Exercise brief: Reply with only the number of lines that contain the string "following".

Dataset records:
* START *

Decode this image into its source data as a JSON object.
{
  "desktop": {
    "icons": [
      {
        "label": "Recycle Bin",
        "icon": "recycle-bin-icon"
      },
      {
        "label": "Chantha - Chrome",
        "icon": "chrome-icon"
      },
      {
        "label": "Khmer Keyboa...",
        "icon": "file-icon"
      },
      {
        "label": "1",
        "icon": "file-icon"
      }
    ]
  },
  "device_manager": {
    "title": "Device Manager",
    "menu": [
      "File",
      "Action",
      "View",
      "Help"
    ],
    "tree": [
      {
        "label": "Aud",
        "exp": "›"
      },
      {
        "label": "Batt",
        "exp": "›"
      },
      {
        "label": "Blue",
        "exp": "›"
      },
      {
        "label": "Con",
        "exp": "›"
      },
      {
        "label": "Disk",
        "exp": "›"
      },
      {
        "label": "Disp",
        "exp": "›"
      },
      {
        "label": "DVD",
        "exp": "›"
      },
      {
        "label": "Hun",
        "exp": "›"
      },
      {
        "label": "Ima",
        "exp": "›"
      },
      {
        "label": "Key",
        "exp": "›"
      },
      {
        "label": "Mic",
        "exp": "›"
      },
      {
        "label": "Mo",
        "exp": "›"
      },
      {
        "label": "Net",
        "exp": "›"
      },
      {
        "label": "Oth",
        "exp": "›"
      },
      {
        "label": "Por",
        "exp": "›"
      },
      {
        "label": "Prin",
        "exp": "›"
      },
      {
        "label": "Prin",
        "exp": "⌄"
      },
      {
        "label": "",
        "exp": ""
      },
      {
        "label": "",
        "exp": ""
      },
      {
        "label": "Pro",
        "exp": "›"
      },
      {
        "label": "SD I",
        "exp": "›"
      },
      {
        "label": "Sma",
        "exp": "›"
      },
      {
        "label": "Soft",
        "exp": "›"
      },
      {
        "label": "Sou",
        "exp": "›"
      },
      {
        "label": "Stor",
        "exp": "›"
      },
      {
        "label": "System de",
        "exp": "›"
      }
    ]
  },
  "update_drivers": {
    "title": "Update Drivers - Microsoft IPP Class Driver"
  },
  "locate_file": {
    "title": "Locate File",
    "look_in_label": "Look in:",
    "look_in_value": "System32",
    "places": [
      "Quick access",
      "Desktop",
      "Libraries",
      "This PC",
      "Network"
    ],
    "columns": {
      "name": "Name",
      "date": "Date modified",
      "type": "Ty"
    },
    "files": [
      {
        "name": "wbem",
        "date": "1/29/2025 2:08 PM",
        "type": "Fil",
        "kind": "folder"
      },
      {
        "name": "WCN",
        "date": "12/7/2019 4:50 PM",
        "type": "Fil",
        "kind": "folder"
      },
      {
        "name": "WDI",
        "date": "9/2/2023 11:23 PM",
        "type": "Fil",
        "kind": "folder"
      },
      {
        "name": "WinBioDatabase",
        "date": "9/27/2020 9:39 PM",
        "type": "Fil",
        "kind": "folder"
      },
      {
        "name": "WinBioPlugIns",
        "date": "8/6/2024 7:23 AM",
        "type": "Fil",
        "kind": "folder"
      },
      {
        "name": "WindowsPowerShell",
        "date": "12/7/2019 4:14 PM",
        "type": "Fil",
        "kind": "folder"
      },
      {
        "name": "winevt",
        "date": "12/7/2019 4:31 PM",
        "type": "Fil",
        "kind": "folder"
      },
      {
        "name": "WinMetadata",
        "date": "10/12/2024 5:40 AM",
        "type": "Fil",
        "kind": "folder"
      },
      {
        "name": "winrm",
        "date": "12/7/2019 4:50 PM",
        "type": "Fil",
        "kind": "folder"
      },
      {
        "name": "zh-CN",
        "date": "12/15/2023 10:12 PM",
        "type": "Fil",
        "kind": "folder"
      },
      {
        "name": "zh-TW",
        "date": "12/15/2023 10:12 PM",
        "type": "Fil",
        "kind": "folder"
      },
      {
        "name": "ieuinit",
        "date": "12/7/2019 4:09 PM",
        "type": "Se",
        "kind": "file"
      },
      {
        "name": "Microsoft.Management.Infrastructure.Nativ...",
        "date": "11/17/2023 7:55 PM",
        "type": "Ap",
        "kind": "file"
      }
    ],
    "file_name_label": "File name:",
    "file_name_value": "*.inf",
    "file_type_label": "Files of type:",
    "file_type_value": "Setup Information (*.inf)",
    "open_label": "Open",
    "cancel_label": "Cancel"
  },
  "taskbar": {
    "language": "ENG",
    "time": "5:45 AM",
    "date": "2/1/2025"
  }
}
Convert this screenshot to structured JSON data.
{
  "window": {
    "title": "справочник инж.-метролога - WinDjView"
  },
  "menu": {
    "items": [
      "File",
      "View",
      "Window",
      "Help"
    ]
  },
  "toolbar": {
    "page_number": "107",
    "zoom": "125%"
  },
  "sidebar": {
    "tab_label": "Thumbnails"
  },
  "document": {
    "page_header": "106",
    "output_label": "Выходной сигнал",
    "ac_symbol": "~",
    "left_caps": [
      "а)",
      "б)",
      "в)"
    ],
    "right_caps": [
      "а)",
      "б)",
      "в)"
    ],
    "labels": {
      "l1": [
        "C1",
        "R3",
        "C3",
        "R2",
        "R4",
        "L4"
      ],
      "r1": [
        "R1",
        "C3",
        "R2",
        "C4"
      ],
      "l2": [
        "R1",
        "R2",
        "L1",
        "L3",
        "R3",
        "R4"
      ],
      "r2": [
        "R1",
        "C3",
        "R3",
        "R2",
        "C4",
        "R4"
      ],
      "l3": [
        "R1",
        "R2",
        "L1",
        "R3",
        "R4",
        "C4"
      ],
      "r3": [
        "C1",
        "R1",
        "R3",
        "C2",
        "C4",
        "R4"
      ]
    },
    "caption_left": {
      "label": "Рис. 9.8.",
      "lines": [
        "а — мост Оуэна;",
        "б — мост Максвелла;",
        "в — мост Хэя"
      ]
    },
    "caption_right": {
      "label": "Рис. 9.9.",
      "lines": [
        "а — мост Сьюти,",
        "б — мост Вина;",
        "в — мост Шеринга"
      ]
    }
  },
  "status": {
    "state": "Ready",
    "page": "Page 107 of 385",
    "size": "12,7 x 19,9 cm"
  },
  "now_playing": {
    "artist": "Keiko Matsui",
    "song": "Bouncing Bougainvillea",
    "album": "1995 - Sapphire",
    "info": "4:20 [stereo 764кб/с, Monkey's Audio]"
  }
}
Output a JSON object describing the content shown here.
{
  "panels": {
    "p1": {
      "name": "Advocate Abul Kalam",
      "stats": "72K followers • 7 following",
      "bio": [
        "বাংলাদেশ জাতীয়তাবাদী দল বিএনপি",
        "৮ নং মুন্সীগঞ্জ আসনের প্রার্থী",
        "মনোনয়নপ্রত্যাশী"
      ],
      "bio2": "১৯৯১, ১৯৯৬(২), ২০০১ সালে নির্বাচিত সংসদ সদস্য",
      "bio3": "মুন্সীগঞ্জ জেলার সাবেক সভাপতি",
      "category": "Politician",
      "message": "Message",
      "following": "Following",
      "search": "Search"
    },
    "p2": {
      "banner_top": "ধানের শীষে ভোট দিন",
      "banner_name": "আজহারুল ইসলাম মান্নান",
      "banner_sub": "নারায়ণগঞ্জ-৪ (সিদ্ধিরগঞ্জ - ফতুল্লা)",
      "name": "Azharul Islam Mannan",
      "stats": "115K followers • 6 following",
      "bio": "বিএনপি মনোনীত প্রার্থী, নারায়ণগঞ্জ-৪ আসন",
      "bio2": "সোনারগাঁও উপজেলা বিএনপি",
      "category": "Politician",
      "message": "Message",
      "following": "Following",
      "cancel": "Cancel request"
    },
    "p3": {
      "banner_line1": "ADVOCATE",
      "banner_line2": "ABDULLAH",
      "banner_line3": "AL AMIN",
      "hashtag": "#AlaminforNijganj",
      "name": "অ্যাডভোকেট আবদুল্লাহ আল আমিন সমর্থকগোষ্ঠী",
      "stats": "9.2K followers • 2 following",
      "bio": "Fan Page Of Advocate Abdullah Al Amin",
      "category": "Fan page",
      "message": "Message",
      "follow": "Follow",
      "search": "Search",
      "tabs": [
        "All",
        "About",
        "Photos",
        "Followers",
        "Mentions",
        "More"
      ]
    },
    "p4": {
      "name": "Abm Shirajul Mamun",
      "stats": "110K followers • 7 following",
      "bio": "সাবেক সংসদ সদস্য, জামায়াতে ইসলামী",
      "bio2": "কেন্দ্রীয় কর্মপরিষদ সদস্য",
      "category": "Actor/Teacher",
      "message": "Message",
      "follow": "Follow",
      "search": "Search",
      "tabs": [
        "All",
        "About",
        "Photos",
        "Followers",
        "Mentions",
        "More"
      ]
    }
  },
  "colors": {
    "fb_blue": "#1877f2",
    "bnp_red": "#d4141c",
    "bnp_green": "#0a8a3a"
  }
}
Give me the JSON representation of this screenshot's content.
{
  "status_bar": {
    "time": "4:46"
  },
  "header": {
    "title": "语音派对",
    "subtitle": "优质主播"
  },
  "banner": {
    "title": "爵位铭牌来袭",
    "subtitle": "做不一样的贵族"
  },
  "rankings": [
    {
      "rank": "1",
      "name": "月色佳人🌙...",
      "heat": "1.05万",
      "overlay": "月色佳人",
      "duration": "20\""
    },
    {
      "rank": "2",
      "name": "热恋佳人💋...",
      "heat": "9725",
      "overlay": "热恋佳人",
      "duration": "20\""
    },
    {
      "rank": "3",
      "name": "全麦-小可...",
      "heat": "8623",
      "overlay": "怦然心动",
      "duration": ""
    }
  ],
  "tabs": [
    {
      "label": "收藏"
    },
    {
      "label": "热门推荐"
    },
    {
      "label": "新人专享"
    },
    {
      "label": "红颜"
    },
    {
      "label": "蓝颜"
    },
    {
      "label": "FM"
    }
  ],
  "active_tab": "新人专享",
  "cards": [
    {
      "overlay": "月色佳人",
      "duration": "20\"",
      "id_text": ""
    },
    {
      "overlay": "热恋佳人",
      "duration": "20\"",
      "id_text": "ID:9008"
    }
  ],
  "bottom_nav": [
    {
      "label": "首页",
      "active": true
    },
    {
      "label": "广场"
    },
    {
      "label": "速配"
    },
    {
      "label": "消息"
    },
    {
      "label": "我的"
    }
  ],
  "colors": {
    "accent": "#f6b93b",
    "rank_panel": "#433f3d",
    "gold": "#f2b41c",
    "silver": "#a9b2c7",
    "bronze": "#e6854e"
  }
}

* END *

Complete response: 6